GIVEN INFORMATION:

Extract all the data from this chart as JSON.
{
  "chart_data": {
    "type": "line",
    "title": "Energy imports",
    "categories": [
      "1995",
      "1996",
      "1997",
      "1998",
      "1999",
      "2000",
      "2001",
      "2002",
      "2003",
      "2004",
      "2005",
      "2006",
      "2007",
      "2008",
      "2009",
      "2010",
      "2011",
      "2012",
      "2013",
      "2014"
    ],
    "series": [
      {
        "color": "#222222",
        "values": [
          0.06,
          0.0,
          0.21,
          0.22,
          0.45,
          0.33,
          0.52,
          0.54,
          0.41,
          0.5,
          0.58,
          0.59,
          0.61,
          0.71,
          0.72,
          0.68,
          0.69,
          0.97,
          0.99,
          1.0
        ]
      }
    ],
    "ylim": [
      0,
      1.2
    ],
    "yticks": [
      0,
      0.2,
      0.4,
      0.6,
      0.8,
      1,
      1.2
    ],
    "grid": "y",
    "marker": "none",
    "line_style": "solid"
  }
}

==

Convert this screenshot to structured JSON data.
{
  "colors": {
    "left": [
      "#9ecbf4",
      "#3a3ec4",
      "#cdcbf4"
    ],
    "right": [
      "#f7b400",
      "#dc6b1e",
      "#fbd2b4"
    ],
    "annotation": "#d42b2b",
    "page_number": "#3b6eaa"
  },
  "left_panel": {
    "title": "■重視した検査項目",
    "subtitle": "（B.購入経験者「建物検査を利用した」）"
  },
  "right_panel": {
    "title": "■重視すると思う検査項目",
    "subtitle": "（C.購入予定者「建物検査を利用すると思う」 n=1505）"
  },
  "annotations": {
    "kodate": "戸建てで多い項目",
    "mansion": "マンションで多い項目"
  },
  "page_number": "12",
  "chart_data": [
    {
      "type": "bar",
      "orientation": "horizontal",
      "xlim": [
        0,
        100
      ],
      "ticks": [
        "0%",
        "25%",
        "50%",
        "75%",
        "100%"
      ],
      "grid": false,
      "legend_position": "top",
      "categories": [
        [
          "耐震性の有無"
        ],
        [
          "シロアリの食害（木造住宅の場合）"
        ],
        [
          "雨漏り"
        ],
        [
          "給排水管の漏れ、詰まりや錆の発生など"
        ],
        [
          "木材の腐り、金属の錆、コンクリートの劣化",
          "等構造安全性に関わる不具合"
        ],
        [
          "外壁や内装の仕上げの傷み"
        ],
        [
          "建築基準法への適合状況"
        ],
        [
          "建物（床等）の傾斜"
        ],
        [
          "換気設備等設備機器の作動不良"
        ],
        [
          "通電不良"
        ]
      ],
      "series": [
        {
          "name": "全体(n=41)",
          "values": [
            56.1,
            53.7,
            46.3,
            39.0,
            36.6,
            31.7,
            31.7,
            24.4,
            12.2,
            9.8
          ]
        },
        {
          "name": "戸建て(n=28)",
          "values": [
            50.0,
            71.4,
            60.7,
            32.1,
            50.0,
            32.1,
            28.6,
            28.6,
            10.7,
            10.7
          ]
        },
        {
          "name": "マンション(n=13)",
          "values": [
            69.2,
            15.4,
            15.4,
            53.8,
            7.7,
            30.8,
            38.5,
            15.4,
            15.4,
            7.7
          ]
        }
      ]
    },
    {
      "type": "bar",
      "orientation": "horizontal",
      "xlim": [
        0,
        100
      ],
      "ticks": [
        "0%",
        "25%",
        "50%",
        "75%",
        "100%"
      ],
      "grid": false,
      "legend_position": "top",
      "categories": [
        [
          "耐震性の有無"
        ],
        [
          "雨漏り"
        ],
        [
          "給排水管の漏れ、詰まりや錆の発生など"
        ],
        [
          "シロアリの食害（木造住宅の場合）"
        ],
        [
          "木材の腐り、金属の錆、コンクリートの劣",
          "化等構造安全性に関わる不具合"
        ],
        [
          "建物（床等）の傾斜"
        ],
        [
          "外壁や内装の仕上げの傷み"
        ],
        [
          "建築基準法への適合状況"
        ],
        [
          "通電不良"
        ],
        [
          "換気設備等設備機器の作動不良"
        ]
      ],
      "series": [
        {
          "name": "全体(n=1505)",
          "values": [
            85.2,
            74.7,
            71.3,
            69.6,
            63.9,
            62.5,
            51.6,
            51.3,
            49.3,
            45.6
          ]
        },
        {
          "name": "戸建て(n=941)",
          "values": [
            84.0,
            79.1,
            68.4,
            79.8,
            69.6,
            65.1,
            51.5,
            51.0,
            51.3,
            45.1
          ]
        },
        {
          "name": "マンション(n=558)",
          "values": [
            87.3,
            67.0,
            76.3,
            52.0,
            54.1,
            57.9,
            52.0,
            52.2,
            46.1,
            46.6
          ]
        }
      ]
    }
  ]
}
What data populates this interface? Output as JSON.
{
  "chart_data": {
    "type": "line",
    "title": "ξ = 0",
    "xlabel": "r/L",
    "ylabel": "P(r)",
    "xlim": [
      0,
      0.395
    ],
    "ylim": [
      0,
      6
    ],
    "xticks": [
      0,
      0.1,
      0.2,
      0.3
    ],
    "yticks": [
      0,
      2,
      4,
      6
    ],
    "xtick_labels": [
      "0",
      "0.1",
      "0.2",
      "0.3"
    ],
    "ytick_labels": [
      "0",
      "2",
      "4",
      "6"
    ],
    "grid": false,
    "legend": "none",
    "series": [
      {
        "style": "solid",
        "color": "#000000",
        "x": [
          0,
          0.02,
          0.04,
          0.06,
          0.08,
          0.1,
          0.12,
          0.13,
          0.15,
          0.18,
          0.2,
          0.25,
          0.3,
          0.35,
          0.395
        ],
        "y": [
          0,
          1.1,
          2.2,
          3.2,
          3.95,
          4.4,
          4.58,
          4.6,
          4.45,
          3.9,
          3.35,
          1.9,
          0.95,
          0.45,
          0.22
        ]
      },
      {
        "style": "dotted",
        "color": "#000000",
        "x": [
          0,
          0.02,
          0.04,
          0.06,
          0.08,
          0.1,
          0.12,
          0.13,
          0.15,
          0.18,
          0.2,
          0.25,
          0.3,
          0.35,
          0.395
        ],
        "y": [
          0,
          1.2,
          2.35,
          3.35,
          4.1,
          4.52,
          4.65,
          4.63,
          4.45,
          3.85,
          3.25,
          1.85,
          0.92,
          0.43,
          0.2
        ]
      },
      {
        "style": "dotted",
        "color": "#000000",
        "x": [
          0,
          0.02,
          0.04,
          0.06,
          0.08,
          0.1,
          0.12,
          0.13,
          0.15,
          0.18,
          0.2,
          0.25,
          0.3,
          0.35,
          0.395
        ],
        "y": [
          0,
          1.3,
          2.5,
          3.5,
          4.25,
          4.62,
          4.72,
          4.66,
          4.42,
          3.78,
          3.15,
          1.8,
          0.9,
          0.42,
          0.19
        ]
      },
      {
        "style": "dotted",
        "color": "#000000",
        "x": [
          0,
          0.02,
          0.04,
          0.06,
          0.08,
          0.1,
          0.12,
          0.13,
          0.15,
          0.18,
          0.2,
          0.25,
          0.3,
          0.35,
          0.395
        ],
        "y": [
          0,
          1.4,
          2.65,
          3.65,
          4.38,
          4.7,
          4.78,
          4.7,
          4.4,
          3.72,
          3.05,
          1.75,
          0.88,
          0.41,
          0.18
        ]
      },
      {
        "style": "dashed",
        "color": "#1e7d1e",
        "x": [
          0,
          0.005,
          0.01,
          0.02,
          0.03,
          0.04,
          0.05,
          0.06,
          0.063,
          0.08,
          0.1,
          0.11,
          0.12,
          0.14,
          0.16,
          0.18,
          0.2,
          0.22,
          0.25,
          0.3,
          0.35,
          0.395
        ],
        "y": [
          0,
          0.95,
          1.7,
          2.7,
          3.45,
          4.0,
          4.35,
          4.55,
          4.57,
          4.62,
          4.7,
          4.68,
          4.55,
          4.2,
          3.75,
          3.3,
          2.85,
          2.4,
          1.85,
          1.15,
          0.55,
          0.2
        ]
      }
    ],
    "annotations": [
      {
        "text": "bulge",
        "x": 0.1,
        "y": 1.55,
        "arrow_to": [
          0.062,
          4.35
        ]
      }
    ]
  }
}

==

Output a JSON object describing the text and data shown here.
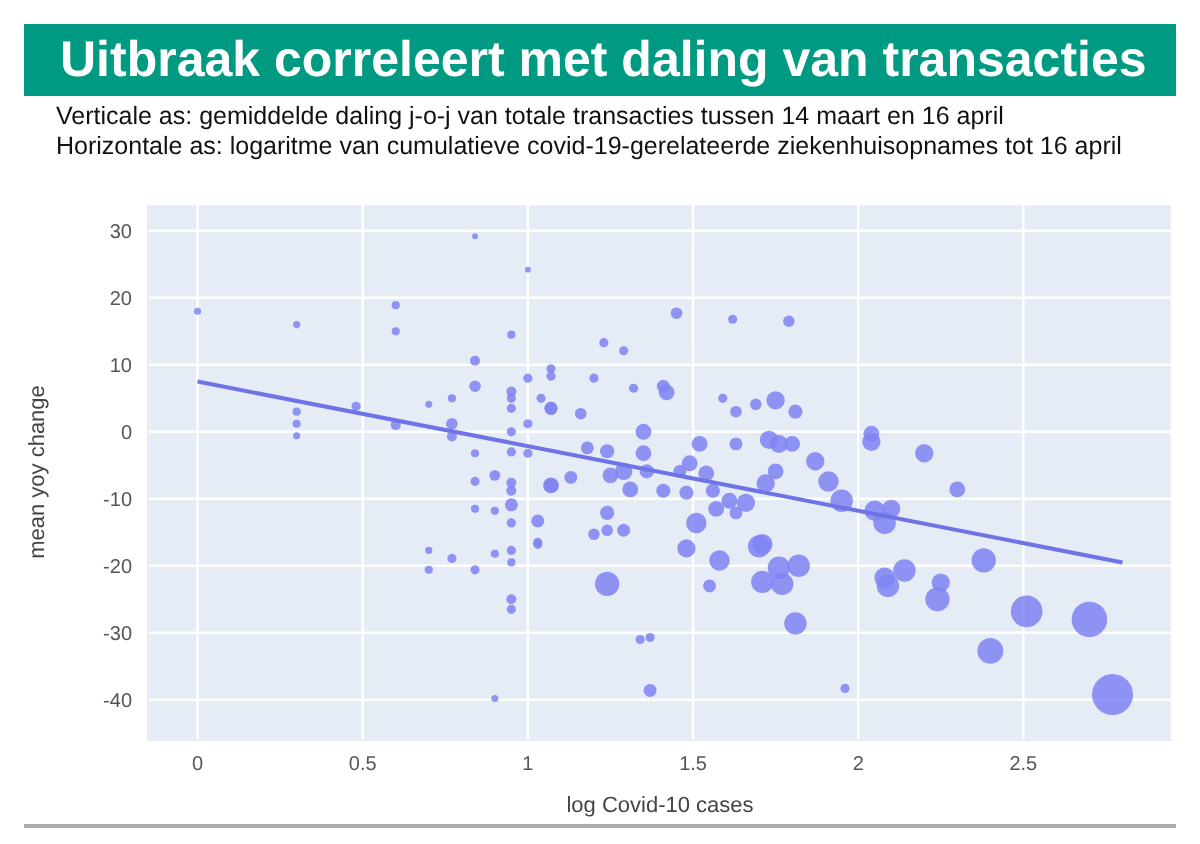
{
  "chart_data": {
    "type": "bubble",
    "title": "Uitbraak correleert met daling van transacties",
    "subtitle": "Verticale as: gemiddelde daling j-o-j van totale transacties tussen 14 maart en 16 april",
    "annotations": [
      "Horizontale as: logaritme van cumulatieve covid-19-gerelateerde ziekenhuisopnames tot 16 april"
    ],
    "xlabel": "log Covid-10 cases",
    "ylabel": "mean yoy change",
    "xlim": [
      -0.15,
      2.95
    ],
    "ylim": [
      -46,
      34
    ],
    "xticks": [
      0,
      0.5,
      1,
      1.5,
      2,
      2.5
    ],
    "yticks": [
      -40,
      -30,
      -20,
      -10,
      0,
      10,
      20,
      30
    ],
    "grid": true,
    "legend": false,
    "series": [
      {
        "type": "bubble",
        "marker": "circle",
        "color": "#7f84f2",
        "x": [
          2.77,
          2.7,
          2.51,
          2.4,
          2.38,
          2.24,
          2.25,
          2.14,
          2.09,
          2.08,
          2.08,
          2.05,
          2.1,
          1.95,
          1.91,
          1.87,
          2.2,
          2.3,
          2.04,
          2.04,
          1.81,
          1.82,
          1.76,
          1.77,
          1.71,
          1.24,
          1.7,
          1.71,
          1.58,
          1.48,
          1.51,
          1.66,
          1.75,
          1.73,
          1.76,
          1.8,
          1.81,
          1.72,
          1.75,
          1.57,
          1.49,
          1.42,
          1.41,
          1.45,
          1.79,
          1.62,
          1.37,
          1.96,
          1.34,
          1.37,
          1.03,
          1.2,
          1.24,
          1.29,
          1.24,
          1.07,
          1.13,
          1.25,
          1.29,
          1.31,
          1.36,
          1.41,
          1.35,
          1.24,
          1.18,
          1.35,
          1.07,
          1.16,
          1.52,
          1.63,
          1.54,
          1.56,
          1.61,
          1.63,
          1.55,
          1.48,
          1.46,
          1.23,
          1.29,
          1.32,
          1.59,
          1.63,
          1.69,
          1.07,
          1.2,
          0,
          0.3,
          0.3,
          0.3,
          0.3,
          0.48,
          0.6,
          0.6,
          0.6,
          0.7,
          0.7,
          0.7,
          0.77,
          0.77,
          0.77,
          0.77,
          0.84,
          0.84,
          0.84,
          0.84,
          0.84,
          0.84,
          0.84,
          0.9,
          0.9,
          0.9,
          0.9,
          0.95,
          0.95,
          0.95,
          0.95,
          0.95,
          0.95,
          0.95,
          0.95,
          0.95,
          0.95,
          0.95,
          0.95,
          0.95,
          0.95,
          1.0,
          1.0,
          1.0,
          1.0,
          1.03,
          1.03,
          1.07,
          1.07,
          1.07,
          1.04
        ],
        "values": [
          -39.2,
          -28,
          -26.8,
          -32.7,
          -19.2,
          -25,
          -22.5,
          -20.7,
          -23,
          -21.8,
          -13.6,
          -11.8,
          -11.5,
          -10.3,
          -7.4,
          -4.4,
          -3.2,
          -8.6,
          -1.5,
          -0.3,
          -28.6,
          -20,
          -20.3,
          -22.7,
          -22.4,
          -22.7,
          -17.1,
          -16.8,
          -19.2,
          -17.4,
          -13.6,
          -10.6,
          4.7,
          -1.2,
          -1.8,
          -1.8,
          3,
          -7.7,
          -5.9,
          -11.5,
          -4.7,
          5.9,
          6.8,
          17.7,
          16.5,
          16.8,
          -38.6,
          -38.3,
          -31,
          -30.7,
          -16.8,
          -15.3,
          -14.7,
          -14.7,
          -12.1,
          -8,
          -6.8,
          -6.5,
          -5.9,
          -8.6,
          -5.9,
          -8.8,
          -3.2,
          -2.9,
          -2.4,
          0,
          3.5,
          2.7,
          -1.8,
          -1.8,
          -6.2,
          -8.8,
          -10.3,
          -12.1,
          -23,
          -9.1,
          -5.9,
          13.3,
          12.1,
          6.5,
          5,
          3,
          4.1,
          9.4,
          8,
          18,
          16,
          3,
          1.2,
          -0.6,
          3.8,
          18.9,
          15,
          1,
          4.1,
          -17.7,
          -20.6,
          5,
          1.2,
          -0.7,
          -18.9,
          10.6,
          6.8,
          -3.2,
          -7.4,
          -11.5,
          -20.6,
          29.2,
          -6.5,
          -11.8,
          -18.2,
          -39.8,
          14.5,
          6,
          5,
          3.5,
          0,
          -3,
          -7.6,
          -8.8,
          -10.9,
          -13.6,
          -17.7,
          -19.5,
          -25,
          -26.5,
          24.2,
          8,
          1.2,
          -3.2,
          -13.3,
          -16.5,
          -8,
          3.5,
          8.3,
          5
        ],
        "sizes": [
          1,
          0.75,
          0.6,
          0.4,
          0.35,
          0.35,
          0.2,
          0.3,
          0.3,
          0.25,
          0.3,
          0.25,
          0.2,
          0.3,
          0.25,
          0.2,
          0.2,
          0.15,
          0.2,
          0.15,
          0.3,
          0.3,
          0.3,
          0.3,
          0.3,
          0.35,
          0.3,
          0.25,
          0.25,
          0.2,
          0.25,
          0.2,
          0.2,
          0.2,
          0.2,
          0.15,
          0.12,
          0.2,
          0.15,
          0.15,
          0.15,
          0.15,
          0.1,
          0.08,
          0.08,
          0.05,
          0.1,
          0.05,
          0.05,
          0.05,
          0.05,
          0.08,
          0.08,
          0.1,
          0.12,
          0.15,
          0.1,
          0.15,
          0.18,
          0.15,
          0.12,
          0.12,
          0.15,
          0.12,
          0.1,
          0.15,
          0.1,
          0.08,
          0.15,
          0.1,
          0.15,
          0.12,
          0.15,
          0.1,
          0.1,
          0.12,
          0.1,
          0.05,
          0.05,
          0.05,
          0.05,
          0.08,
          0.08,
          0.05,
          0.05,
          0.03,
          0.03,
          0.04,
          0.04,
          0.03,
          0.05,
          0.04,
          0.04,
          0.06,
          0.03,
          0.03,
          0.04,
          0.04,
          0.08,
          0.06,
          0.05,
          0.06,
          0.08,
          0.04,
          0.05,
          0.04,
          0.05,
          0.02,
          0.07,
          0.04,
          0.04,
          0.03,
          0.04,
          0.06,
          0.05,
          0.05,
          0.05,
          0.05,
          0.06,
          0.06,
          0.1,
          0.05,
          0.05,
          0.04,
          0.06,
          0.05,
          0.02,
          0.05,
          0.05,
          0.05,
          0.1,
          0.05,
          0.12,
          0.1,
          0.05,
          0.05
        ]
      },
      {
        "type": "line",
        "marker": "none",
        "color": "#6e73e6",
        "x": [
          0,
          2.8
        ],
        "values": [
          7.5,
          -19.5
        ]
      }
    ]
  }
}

PROMPT: Look through the material above. Copy each line where the word "金属の錆" appears.

RESULT BELOW:
          "木材の腐り、金属の錆、コンクリートの劣化",
          "木材の腐り、金属の錆、コンクリートの劣",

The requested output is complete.